THE TASK — Express the lines of the listing starting at the line that contains "cell-delete: ✖ [1070,211,1124,249]" and ending at the line that contains "user-avatar[interactable] [1316,13,1344,49]" as a JSON list of strings, one string per line, with blank lines omitted.

INPUT MATERIAL —
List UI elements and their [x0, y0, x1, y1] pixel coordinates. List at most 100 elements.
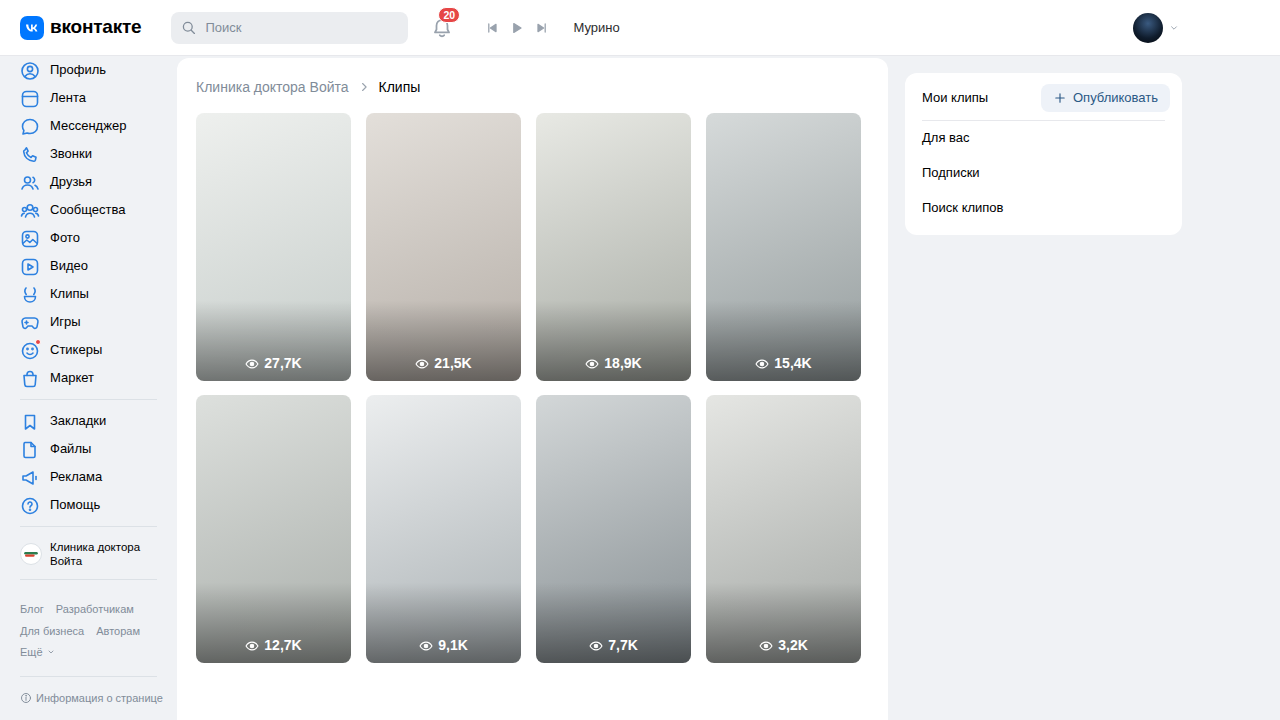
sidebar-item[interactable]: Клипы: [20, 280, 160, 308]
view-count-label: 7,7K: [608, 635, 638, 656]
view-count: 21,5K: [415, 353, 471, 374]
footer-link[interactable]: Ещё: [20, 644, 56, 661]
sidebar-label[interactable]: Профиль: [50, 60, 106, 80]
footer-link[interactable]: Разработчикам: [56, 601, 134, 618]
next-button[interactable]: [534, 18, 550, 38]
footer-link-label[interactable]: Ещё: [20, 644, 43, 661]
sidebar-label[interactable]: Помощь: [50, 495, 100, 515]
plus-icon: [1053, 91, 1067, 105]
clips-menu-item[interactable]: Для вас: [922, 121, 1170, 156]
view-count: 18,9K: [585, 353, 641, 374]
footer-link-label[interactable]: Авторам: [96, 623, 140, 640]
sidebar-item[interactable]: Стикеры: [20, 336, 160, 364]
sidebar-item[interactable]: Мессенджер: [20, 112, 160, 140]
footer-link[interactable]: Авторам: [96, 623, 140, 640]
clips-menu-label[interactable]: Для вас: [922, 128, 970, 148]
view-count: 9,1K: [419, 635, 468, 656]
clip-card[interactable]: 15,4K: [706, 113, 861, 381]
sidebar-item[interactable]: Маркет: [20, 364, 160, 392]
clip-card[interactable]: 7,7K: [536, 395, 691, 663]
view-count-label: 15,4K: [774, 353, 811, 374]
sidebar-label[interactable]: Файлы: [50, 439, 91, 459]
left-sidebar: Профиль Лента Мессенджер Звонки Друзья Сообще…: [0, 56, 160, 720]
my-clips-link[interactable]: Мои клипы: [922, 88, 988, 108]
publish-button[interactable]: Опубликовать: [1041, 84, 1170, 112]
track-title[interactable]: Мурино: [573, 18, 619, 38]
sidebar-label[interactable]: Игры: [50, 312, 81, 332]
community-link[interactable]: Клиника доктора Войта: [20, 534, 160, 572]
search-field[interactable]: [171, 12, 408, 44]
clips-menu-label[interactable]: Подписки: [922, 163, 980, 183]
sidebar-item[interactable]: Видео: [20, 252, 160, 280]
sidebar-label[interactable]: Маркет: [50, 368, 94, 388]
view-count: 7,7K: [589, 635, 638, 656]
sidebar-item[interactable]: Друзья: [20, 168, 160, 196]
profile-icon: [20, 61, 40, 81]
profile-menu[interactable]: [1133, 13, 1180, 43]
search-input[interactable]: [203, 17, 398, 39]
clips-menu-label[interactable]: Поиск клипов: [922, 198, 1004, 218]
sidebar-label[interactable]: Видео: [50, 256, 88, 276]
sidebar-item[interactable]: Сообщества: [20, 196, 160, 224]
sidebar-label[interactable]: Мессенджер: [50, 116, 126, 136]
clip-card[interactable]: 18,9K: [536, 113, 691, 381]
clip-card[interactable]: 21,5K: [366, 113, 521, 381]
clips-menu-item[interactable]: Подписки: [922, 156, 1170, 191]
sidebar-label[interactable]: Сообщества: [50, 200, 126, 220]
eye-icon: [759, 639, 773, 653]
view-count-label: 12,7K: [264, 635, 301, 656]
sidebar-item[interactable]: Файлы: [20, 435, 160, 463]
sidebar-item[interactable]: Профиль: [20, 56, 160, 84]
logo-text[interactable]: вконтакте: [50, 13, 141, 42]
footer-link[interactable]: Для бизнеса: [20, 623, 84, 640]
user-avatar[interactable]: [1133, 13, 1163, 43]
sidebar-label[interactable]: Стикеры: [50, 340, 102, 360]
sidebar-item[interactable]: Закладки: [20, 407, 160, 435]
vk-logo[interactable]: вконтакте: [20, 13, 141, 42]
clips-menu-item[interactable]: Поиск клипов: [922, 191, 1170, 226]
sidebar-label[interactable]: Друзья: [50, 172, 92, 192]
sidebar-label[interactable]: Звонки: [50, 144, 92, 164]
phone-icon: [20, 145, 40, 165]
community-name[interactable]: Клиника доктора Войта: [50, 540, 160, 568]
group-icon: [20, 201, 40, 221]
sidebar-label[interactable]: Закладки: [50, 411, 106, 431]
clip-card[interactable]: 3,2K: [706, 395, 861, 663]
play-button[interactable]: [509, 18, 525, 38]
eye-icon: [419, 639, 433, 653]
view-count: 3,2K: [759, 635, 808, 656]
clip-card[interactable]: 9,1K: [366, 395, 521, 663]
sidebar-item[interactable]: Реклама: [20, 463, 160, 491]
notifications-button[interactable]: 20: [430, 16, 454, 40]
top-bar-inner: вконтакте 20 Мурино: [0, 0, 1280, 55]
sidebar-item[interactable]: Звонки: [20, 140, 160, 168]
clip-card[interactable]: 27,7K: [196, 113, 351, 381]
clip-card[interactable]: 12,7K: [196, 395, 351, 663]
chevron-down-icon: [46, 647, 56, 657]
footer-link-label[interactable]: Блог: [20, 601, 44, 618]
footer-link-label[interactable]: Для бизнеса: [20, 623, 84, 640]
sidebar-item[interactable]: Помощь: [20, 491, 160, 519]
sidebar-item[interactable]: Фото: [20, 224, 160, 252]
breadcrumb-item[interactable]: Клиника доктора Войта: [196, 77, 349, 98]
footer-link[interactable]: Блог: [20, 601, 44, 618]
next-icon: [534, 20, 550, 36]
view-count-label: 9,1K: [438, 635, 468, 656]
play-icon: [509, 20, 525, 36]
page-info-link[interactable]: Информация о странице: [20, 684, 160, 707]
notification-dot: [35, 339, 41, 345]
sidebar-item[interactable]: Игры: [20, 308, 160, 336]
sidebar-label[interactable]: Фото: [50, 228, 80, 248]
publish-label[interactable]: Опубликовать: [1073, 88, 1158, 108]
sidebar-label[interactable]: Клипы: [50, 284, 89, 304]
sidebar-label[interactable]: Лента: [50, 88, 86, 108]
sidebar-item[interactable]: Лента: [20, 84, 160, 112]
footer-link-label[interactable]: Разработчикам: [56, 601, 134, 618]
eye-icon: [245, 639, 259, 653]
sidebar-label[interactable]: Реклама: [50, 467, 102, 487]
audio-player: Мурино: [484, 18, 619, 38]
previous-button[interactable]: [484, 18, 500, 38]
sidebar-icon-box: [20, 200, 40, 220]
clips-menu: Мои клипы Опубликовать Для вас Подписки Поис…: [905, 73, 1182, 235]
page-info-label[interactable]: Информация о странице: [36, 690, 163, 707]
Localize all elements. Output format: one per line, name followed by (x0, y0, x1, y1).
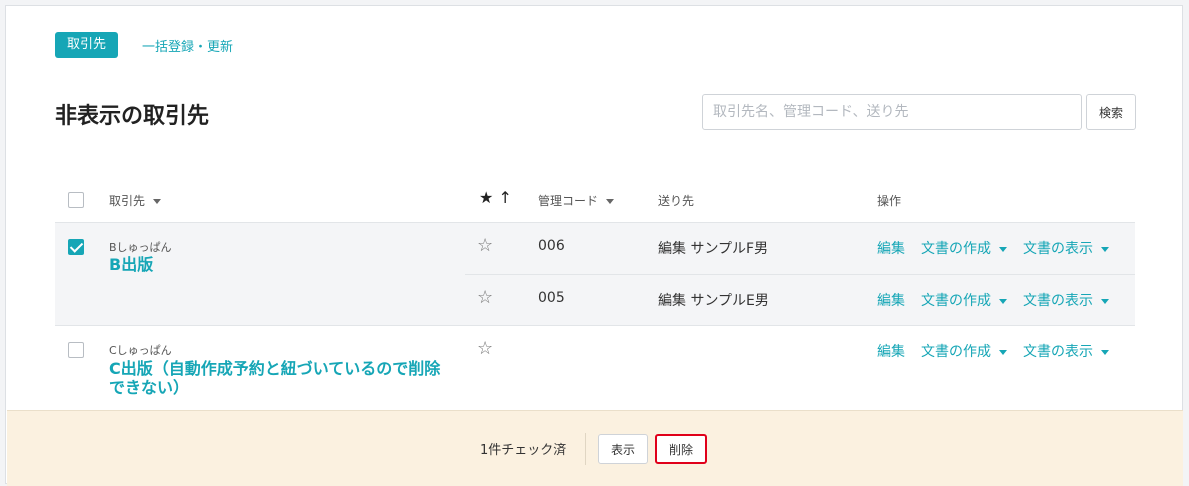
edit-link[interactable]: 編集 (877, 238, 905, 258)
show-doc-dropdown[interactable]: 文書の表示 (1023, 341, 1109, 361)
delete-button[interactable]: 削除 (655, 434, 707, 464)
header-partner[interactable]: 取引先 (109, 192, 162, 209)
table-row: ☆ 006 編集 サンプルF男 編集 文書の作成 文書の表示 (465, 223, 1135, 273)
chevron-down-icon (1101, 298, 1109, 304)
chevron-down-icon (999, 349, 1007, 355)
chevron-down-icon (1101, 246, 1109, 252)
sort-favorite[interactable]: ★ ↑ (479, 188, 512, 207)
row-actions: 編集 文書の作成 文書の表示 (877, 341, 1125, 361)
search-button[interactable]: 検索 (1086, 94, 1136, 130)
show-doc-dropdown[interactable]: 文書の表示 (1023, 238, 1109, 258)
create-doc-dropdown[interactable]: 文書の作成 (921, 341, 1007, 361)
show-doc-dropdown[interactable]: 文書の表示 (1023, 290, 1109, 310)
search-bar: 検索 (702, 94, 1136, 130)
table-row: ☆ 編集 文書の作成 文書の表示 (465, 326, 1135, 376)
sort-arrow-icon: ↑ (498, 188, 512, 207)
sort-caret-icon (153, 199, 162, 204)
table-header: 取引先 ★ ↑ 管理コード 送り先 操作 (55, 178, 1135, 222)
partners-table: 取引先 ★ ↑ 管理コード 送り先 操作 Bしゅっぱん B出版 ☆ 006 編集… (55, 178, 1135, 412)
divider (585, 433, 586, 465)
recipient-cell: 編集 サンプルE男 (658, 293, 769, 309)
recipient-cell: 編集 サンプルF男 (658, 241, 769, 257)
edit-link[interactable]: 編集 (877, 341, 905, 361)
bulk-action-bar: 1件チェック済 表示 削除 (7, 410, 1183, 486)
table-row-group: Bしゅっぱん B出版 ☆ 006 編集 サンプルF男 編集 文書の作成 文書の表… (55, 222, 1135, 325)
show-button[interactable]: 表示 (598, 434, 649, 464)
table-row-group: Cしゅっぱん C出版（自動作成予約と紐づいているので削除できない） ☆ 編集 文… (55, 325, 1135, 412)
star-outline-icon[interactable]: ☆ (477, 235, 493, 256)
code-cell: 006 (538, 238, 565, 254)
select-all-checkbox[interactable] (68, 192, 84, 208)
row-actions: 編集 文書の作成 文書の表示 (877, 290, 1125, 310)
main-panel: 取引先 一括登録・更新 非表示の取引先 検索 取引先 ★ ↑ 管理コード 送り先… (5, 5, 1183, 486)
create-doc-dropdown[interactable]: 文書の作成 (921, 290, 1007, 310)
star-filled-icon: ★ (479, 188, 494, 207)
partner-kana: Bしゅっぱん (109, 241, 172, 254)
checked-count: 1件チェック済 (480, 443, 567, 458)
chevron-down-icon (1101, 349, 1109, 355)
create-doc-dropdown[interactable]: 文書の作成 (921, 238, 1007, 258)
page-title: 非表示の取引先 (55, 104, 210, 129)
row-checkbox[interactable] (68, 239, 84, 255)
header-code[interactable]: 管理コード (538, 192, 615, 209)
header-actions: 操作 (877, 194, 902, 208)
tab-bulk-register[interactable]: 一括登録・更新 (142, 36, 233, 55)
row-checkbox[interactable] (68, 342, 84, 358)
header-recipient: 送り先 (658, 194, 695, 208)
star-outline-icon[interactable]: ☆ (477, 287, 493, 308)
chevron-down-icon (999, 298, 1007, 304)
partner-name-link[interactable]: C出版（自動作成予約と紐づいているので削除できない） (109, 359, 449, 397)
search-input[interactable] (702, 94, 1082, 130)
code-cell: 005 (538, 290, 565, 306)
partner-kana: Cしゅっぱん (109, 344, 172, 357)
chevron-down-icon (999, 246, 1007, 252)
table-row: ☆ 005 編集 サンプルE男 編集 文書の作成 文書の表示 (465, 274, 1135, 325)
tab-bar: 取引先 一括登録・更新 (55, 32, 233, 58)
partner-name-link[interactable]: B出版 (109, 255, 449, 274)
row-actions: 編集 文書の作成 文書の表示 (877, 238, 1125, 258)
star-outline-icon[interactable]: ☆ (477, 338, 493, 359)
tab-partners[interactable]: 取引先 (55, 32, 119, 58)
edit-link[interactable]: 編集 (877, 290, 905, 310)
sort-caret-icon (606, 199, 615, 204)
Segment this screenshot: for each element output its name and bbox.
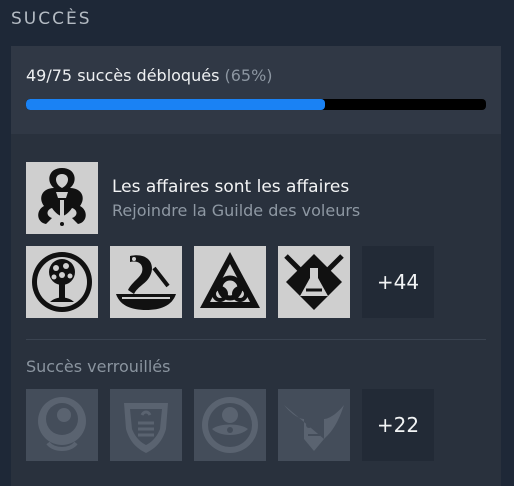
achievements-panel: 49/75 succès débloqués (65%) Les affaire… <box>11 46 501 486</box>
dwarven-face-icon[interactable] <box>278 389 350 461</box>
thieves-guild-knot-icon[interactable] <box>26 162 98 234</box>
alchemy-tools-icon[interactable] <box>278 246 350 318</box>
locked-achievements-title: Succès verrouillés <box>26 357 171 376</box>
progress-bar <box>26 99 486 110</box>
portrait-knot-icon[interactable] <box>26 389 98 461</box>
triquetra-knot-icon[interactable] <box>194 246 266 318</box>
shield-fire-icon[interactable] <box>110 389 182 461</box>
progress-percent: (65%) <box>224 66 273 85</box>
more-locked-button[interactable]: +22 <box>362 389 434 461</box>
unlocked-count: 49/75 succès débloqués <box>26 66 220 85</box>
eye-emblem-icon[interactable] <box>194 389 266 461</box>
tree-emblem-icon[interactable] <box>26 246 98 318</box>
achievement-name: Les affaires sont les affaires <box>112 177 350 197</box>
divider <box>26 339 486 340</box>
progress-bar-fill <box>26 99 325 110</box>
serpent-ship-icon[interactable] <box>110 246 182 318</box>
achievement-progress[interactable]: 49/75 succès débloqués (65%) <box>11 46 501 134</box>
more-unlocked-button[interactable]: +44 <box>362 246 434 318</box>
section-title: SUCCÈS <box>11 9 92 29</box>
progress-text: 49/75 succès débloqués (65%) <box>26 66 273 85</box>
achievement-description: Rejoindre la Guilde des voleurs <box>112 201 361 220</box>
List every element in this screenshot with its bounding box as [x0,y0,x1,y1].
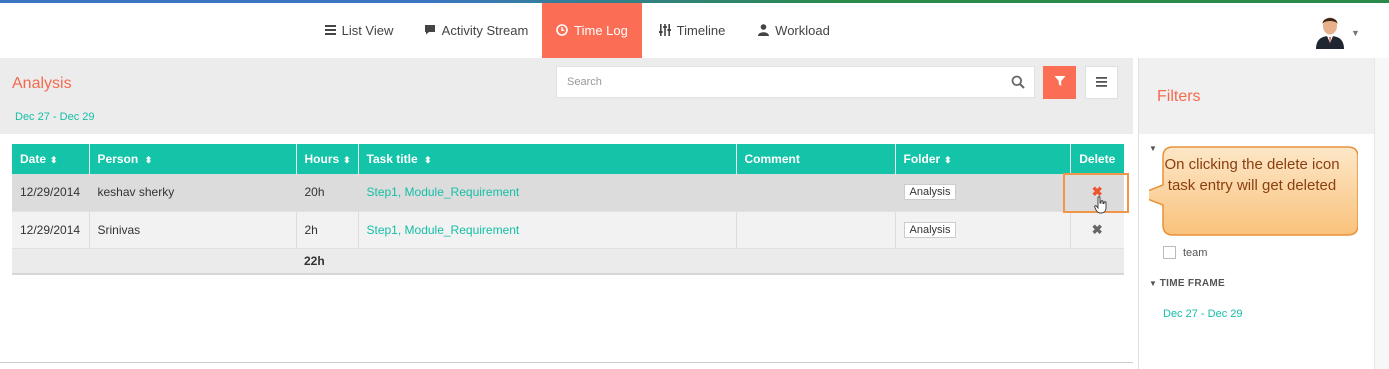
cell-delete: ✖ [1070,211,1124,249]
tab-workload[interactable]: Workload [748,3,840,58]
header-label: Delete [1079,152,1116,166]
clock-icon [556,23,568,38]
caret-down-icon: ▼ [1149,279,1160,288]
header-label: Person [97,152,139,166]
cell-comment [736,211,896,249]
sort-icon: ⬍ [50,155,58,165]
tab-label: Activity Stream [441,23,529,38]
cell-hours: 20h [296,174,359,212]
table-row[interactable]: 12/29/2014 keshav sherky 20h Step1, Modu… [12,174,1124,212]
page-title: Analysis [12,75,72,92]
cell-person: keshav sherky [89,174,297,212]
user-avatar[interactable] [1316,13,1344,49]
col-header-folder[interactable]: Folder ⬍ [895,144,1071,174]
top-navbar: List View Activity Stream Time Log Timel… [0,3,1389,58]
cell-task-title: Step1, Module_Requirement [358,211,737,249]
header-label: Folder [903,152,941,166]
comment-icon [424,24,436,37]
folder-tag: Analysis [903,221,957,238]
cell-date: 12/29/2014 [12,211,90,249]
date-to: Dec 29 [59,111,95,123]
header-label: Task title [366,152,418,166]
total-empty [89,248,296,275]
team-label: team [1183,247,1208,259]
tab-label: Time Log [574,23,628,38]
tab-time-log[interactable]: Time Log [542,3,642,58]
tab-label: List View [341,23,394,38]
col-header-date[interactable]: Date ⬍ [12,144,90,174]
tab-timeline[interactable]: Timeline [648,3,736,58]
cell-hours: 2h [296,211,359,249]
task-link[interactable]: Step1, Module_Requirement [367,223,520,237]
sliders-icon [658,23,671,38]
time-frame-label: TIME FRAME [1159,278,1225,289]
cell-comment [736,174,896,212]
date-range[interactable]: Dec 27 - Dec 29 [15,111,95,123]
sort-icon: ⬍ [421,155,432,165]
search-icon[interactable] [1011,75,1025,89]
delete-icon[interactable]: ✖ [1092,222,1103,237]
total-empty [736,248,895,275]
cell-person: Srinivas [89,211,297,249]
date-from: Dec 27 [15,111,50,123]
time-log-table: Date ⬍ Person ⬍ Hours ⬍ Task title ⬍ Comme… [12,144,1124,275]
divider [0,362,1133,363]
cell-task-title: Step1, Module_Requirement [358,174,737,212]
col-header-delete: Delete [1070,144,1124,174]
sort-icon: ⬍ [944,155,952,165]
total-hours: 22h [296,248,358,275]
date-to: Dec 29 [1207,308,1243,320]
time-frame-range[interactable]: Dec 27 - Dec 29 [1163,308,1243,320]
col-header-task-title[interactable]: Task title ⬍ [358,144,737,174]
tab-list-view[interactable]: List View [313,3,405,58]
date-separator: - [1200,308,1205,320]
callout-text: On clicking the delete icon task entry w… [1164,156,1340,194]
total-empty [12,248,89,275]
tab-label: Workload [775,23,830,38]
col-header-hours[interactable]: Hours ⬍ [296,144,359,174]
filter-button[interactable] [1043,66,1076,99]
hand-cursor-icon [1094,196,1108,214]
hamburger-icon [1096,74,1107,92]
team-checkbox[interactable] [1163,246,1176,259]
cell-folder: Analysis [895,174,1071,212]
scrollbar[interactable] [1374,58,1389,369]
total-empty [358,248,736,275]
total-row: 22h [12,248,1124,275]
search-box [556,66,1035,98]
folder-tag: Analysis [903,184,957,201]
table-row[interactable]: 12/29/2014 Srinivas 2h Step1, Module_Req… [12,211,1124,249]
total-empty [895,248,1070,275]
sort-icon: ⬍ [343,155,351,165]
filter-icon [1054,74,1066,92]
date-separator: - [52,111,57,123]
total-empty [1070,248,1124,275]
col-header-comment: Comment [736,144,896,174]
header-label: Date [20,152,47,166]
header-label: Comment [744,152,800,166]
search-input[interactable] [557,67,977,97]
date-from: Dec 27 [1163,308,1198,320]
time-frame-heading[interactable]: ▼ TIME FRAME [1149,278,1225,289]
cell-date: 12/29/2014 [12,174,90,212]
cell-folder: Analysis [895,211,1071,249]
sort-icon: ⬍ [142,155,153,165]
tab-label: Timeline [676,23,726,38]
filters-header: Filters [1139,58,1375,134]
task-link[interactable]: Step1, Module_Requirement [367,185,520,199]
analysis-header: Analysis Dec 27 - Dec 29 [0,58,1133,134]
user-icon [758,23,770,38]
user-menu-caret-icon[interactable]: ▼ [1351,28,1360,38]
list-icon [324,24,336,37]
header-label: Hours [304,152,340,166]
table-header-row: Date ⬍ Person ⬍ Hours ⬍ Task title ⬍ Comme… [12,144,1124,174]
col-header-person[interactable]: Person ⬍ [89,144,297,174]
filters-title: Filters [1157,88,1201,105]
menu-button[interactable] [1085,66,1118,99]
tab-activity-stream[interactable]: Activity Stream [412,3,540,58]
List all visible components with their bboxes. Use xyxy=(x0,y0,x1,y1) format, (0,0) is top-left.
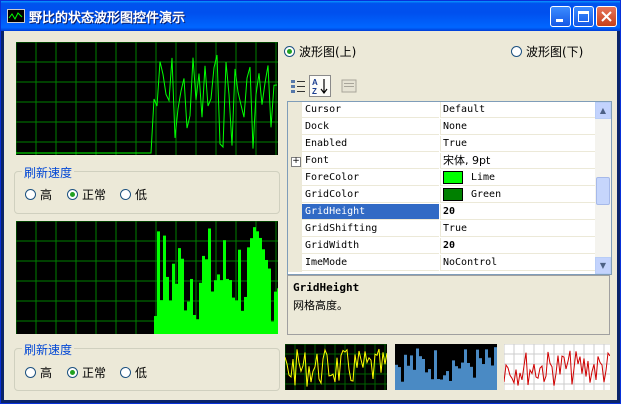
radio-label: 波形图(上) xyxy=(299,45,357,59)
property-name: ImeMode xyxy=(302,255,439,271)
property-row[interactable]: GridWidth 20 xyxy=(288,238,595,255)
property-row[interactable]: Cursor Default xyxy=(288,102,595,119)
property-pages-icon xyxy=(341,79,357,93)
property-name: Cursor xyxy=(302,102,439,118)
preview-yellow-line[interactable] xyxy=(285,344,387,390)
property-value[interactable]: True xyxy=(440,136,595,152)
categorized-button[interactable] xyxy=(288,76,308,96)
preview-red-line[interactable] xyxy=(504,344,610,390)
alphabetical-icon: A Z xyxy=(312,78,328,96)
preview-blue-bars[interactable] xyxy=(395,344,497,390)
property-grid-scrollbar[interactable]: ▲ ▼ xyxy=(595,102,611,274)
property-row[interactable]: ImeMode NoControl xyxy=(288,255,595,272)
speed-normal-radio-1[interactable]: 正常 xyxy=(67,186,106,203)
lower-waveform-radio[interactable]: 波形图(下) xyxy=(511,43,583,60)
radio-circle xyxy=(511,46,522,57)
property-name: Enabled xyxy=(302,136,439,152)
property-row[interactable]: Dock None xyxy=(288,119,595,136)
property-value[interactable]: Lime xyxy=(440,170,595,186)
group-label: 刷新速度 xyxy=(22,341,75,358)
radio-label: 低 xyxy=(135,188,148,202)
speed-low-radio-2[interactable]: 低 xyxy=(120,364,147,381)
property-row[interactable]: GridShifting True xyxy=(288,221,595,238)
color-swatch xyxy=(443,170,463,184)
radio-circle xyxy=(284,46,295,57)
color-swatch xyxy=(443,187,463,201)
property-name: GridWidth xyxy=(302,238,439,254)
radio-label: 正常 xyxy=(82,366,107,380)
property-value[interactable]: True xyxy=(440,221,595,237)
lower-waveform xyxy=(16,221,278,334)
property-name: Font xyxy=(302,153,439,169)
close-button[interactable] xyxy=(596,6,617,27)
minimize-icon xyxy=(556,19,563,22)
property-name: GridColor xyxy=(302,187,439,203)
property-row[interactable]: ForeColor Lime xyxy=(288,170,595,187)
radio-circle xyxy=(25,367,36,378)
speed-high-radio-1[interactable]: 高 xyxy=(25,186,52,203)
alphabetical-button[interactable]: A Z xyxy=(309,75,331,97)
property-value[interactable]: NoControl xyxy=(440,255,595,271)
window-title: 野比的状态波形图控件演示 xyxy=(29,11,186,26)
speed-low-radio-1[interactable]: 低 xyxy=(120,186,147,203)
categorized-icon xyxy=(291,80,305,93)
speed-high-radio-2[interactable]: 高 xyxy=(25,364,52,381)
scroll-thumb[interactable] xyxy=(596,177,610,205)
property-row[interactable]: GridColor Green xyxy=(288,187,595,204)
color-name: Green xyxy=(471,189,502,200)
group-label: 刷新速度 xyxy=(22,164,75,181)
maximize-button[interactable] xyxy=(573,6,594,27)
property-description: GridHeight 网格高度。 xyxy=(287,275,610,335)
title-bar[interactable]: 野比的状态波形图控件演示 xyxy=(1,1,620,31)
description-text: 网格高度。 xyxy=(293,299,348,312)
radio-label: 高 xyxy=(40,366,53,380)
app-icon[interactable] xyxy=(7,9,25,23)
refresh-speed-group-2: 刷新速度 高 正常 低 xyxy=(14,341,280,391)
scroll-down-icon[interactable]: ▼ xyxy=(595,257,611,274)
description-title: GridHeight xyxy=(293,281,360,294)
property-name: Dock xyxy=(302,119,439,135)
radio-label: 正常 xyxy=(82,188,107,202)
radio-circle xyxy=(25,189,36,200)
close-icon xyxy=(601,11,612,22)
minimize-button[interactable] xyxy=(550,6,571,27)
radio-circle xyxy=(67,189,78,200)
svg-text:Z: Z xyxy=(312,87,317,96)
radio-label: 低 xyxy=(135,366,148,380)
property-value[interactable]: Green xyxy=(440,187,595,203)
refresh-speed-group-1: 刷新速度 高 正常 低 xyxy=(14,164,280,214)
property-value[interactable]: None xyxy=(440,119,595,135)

EXERCISE OUTPUT —
[
  "cell-delete: ✖ [1070,211,1124,249]",
  "tab-workload[interactable]: Workload [748,3,840,58]",
  "header-label: Delete [1079,152,1116,166]",
  "clock-icon [556,23,568,38]",
  "caret-down-icon: ▼ [1149,279,1160,288]",
  "header-label: Person [97,152,139,166]",
  "cell-comment [736,211,896,249]",
  "sort-icon: ⬍ [50,155,58,165]",
  "tab-label: Activity Stream [441,23,529,38]",
  "cell-hours: 20h [296,174,359,212]",
  "table-row[interactable]: 12/29/2014 keshav sherky 20h Step1, Modu… [12,174,1124,212]",
  "page-title: Analysis [12,75,72,92]",
  "cell-person: keshav sherky [89,174,297,212]",
  "user-avatar[interactable] [1316,13,1344,49]"
]